_Data for the task:_
┌────────

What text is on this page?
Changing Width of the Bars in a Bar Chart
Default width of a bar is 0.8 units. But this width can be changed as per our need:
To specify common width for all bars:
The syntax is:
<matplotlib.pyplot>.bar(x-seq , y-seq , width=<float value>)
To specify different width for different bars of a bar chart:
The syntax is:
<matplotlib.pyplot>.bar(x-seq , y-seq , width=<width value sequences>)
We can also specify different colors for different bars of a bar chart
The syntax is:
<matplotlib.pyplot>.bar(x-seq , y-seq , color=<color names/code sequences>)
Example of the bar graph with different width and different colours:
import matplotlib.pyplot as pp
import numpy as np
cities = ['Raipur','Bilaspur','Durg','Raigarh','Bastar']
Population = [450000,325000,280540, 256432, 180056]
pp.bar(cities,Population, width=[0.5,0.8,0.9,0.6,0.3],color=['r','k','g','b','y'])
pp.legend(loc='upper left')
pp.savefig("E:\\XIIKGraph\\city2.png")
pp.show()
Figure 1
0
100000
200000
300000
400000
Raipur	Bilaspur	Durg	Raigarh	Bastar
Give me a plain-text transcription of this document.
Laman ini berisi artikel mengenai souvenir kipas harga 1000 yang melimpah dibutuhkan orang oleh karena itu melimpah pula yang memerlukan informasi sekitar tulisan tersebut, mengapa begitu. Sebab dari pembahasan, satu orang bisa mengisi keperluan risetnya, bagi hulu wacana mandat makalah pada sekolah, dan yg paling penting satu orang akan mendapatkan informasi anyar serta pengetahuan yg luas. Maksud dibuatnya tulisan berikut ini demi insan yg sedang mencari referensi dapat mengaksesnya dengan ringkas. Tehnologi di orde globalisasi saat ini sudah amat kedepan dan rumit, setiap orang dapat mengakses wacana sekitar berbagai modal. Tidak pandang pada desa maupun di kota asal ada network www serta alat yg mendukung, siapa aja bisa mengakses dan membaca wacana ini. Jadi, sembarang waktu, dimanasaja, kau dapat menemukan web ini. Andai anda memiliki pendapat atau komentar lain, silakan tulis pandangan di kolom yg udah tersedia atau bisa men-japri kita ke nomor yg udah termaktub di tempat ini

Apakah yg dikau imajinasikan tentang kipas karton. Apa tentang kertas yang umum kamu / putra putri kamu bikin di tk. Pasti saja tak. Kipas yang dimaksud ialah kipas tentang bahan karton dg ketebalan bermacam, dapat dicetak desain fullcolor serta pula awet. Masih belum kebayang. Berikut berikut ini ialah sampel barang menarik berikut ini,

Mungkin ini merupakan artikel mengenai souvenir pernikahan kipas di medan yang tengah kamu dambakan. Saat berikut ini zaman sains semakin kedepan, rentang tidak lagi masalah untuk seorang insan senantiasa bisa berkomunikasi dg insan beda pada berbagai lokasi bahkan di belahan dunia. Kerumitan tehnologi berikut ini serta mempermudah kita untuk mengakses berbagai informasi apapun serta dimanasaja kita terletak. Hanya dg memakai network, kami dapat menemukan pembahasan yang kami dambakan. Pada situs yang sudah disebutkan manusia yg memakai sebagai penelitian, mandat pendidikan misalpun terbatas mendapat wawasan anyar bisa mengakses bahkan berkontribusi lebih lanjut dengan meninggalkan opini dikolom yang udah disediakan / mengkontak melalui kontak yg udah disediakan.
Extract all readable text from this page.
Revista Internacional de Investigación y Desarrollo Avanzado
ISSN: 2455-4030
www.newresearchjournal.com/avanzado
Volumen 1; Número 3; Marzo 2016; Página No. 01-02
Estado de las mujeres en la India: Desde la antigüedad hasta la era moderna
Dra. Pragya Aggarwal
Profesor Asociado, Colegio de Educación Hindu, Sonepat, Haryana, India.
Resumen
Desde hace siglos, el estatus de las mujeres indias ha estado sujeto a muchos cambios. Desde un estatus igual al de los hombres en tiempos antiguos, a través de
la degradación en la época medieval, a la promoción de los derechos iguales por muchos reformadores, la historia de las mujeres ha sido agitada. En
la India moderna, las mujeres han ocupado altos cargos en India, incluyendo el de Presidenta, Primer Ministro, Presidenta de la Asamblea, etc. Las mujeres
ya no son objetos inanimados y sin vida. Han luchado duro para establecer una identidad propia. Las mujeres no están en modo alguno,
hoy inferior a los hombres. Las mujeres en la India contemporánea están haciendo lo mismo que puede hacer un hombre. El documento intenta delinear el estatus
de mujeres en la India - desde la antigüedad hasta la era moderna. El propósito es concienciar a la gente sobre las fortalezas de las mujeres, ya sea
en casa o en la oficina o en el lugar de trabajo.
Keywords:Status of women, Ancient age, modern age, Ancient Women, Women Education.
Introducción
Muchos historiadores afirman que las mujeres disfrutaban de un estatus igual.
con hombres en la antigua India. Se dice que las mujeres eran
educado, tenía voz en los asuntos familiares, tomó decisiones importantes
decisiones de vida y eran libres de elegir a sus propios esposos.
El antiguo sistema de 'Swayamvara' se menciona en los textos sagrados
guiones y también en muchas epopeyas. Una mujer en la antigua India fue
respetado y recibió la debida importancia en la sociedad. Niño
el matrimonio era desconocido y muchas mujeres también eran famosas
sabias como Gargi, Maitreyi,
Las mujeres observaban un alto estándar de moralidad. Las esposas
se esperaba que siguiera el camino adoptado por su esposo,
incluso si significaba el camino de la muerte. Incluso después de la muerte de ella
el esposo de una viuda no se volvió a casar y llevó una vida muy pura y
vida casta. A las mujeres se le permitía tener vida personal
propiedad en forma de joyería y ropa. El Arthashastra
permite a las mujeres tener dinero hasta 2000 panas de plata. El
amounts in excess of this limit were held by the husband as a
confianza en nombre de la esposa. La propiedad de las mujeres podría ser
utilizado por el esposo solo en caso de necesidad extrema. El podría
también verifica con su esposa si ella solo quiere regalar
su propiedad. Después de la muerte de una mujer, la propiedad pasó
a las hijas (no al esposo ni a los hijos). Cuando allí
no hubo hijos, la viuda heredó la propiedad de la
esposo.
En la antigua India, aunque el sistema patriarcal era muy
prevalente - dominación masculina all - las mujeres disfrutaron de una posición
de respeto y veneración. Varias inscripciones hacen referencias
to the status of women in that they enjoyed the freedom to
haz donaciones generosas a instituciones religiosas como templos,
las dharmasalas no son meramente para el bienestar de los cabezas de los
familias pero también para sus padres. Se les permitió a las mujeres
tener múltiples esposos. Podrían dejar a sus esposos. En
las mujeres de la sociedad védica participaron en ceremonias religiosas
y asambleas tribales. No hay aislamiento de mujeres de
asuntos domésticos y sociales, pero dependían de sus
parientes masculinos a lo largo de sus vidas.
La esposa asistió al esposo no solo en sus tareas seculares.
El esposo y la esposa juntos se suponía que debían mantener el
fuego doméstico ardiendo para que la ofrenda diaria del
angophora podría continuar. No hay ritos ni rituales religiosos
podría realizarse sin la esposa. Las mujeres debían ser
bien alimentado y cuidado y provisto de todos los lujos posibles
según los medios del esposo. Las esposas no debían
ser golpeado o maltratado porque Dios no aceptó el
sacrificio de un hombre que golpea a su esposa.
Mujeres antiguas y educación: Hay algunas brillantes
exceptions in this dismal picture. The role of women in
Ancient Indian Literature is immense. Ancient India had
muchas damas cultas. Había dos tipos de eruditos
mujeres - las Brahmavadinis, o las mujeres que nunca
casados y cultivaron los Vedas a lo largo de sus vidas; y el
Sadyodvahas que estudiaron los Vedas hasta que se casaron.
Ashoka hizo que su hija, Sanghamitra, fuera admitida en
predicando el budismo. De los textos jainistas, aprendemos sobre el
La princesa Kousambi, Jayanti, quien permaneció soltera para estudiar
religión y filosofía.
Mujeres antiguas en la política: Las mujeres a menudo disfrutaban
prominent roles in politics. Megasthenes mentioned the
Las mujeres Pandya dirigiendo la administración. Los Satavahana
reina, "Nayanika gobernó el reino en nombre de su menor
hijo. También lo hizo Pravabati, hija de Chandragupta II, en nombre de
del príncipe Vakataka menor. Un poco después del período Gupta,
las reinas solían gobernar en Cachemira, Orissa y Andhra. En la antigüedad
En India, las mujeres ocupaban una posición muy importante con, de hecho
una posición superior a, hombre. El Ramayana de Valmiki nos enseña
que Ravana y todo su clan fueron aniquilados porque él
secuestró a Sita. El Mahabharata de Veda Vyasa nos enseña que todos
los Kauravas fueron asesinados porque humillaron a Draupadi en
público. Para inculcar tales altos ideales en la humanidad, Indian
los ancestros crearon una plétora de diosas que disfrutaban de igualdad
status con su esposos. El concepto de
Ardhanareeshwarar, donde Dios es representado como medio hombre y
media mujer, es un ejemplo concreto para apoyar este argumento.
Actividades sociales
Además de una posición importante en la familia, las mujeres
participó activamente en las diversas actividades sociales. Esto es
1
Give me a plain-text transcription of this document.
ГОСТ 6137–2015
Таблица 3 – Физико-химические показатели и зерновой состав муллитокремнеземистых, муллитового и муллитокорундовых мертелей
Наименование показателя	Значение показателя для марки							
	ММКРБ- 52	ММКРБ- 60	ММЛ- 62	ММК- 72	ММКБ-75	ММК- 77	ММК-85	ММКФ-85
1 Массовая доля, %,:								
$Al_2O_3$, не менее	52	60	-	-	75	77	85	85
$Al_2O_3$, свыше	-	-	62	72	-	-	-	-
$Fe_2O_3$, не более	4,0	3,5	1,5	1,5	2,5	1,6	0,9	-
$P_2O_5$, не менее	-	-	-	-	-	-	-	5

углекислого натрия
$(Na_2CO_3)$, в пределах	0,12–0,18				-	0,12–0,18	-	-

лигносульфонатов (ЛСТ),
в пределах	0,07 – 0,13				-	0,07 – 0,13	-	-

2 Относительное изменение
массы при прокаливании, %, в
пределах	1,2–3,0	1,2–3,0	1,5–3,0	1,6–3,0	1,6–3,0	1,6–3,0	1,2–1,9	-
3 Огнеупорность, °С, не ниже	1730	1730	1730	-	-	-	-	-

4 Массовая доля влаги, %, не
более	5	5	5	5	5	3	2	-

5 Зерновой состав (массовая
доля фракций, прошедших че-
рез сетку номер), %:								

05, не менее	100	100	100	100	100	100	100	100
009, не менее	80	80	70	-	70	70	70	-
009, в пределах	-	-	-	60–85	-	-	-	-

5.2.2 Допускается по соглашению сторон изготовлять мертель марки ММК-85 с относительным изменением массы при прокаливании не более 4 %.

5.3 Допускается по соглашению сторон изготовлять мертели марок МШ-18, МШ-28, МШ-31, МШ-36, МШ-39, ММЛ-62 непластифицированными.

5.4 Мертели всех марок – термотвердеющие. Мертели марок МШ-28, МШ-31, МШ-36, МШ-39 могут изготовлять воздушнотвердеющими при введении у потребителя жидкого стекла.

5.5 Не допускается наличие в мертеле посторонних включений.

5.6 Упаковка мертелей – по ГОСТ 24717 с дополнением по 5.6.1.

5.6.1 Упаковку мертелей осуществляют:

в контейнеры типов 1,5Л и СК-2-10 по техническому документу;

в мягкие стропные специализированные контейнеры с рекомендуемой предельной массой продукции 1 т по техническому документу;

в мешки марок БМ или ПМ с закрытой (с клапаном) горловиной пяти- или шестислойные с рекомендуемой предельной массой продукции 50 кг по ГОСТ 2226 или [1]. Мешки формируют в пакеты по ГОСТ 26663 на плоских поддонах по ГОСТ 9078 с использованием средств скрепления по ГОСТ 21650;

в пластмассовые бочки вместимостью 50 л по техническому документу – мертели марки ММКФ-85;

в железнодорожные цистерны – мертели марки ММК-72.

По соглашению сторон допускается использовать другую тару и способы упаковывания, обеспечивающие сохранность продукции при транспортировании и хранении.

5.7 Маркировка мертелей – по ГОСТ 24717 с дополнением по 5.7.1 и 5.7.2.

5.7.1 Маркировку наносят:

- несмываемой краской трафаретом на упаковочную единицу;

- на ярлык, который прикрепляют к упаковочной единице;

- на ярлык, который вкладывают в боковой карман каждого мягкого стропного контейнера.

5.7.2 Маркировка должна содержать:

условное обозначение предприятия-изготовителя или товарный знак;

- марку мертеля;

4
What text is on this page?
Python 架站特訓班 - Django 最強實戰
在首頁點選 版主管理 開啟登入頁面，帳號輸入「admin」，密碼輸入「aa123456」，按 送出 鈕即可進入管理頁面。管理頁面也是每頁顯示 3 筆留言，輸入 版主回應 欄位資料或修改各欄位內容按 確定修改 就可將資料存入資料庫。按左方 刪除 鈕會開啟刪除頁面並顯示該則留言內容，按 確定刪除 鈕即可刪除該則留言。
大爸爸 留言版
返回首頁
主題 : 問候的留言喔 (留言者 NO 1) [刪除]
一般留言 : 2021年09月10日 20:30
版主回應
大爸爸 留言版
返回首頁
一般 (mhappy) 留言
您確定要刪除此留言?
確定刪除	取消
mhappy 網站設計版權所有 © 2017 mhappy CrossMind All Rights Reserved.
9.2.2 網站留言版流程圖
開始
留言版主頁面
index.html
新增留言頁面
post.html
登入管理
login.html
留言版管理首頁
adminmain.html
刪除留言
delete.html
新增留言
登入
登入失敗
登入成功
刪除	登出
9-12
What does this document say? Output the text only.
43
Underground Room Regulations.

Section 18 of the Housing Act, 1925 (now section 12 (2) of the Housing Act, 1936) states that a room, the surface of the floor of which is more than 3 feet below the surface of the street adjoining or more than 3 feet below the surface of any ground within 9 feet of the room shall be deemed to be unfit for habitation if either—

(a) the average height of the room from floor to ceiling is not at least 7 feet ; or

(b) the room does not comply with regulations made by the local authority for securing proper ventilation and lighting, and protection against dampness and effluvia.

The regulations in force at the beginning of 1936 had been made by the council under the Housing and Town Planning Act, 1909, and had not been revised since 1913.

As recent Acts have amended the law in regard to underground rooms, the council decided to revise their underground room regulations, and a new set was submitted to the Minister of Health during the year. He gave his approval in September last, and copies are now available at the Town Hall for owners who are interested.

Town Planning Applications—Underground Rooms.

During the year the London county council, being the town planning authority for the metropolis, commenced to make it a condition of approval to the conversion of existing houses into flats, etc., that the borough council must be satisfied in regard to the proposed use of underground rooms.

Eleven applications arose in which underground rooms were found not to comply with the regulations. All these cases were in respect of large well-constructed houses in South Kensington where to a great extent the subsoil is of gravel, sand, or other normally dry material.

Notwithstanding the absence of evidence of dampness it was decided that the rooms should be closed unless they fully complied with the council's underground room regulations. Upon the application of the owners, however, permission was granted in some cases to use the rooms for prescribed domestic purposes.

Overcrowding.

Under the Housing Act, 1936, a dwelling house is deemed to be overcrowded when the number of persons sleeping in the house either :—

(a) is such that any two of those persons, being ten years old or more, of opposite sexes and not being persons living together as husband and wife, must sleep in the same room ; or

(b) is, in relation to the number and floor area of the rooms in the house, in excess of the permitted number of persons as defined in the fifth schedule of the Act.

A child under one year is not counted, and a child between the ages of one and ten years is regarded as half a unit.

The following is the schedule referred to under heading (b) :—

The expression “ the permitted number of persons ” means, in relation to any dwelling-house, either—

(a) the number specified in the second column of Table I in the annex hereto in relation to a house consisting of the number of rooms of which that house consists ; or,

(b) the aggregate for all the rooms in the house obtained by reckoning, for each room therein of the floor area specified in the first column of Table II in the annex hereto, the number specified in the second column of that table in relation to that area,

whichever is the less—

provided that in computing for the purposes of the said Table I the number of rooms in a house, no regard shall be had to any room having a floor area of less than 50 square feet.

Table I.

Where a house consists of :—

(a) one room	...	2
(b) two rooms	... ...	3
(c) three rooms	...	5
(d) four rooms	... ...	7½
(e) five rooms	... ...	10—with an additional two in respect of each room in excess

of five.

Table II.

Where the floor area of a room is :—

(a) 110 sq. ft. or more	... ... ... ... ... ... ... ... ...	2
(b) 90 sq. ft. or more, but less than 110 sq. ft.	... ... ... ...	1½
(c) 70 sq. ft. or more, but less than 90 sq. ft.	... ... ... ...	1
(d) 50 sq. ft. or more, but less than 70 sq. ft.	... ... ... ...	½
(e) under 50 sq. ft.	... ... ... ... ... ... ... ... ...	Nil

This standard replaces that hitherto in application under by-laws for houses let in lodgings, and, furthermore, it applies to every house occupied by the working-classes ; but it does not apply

└────────

_Exercise instructions:_ State the number of lines in the data that include the string "each", and add nothing else.

_Full answer:_ 2